Input records »
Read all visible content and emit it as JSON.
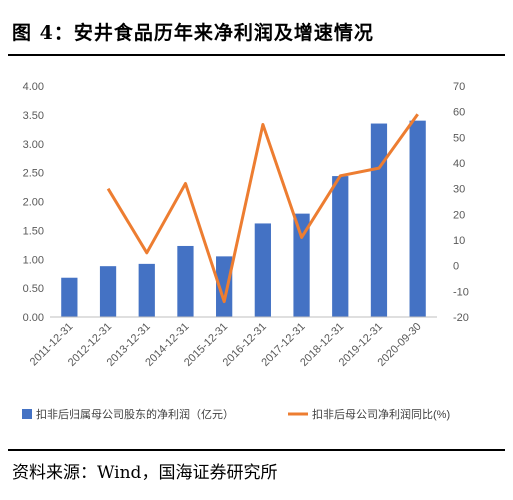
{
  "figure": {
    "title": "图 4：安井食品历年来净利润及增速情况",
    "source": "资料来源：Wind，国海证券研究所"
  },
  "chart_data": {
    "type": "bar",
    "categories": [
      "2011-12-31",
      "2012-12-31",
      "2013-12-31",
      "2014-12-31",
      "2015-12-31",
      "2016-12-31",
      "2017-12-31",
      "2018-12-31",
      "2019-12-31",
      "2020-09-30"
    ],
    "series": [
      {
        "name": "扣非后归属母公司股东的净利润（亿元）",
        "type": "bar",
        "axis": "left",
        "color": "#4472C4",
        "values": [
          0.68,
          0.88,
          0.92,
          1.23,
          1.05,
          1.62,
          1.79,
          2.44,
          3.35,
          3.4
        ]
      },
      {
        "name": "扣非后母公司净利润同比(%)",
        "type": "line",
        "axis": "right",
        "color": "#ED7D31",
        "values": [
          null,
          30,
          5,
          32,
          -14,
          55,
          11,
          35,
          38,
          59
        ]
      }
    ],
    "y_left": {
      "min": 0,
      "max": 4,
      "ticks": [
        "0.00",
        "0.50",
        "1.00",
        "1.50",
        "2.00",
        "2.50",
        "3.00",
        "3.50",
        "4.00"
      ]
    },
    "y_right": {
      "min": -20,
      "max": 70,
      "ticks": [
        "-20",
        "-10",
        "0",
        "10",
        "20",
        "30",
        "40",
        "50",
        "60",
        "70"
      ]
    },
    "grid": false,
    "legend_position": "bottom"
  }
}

What to work on » Reproduce the material word for word. Any pictures should be left out of the copy.

Result below »
Read all visible content and emit it as JSON.
{
  "figure": {
    "title": "图 4：安井食品历年来净利润及增速情况",
    "source": "资料来源：Wind，国海证券研究所"
  },
  "chart_data": {
    "type": "bar",
    "categories": [
      "2011-12-31",
      "2012-12-31",
      "2013-12-31",
      "2014-12-31",
      "2015-12-31",
      "2016-12-31",
      "2017-12-31",
      "2018-12-31",
      "2019-12-31",
      "2020-09-30"
    ],
    "series": [
      {
        "name": "扣非后归属母公司股东的净利润（亿元）",
        "type": "bar",
        "axis": "left",
        "color": "#4472C4",
        "values": [
          0.68,
          0.88,
          0.92,
          1.23,
          1.05,
          1.62,
          1.79,
          2.44,
          3.35,
          3.4
        ]
      },
      {
        "name": "扣非后母公司净利润同比(%)",
        "type": "line",
        "axis": "right",
        "color": "#ED7D31",
        "values": [
          null,
          30,
          5,
          32,
          -14,
          55,
          11,
          35,
          38,
          59
        ]
      }
    ],
    "y_left": {
      "min": 0,
      "max": 4,
      "ticks": [
        "0.00",
        "0.50",
        "1.00",
        "1.50",
        "2.00",
        "2.50",
        "3.00",
        "3.50",
        "4.00"
      ]
    },
    "y_right": {
      "min": -20,
      "max": 70,
      "ticks": [
        "-20",
        "-10",
        "0",
        "10",
        "20",
        "30",
        "40",
        "50",
        "60",
        "70"
      ]
    },
    "grid": false,
    "legend_position": "bottom"
  }
}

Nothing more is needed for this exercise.